--- START RAW DATA ---

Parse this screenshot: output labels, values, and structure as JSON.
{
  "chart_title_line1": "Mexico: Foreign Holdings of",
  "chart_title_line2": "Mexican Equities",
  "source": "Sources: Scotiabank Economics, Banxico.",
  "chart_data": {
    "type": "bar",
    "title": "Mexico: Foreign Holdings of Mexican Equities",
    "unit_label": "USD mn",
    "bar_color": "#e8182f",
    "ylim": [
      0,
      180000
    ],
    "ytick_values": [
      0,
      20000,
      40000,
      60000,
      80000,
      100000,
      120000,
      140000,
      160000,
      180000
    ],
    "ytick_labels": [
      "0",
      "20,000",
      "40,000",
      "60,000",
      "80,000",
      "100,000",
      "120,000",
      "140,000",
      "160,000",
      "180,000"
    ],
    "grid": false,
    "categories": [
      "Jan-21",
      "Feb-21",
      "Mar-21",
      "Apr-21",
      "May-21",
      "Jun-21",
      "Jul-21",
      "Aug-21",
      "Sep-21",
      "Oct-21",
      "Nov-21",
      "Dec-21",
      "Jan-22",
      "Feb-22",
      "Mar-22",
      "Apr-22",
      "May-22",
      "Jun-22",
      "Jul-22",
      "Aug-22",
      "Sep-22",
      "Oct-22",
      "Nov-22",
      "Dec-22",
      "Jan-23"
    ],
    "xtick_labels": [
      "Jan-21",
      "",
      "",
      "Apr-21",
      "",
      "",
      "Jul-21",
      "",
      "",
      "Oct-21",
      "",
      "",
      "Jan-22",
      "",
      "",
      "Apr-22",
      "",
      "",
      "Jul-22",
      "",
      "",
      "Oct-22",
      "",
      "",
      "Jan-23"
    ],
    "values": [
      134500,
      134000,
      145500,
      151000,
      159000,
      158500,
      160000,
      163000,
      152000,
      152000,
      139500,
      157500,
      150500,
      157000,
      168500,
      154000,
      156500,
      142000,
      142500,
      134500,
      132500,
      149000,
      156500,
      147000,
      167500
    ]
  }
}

--- END RAW DATA ---
--- START RAW DATA ---

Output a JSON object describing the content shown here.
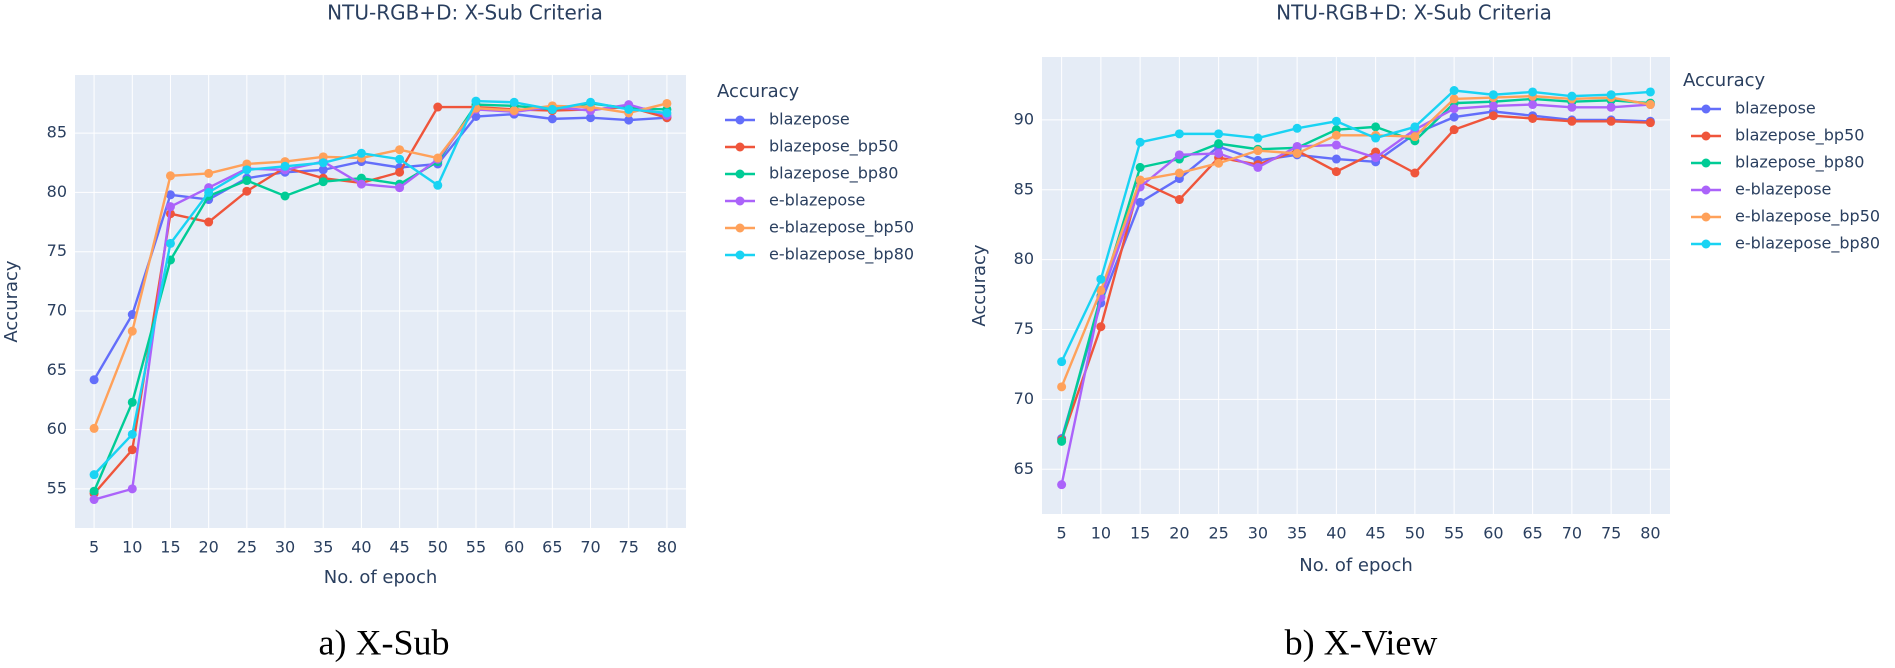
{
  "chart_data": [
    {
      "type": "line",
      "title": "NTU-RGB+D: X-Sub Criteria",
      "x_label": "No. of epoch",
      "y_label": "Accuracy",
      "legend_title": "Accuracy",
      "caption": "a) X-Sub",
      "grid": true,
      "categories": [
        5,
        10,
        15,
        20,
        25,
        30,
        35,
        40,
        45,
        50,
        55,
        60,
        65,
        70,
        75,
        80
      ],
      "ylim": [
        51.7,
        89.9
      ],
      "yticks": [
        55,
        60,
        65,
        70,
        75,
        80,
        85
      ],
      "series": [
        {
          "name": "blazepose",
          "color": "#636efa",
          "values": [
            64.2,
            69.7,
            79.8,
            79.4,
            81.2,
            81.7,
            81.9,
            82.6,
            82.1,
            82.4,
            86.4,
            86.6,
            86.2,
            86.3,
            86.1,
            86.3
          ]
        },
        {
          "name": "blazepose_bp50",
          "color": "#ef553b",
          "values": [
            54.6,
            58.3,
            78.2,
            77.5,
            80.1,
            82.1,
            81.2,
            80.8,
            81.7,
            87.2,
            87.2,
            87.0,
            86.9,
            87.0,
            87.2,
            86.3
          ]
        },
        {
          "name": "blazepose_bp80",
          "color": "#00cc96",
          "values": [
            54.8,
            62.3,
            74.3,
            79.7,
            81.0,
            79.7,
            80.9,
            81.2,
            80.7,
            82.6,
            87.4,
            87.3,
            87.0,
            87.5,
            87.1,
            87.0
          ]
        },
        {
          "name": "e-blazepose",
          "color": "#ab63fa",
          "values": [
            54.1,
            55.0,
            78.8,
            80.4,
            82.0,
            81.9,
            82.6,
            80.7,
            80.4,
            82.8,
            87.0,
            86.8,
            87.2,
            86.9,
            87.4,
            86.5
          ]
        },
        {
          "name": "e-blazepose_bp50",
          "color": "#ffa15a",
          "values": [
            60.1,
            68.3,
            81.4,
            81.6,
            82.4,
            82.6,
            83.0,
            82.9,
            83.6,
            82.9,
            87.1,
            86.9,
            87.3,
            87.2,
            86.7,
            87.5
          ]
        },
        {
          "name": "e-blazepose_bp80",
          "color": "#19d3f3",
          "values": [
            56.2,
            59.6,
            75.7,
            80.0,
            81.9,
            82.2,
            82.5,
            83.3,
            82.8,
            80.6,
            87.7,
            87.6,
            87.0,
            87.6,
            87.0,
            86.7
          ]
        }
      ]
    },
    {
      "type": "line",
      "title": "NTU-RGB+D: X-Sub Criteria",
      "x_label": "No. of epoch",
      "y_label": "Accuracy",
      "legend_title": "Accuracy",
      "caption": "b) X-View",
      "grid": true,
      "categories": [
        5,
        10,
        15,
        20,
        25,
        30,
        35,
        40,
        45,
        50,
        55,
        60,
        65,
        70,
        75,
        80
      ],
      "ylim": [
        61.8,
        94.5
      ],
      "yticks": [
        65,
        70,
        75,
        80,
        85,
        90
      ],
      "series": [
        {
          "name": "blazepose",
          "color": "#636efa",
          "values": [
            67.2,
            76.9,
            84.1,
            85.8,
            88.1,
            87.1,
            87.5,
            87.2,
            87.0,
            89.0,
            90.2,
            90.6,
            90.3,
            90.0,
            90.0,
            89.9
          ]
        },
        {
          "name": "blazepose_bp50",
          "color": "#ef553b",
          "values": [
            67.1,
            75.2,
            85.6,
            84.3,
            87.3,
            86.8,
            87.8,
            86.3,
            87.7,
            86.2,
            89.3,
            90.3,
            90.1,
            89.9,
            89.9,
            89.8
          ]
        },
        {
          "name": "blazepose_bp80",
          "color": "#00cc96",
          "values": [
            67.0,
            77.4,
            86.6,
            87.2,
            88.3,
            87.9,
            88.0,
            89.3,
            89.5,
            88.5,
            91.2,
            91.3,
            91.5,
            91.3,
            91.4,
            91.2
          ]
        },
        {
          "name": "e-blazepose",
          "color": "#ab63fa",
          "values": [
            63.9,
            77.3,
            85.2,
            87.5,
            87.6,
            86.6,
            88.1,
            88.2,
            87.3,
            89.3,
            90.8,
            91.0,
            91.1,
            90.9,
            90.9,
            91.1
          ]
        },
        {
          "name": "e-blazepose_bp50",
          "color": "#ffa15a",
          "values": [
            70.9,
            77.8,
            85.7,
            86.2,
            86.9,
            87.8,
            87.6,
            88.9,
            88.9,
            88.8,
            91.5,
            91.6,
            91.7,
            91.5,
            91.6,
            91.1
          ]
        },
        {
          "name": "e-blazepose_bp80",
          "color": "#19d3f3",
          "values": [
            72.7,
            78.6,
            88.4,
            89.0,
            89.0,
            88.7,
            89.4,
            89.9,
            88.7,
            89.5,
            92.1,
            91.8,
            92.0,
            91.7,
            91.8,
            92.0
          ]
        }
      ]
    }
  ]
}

--- END RAW DATA ---

* _EXERCISE_
Collect the lines that hold "Equities".

* _CORRECT RESULT_
  "chart_title_line2": "Mexican Equities",
    "title": "Mexico: Foreign Holdings of Mexican Equities",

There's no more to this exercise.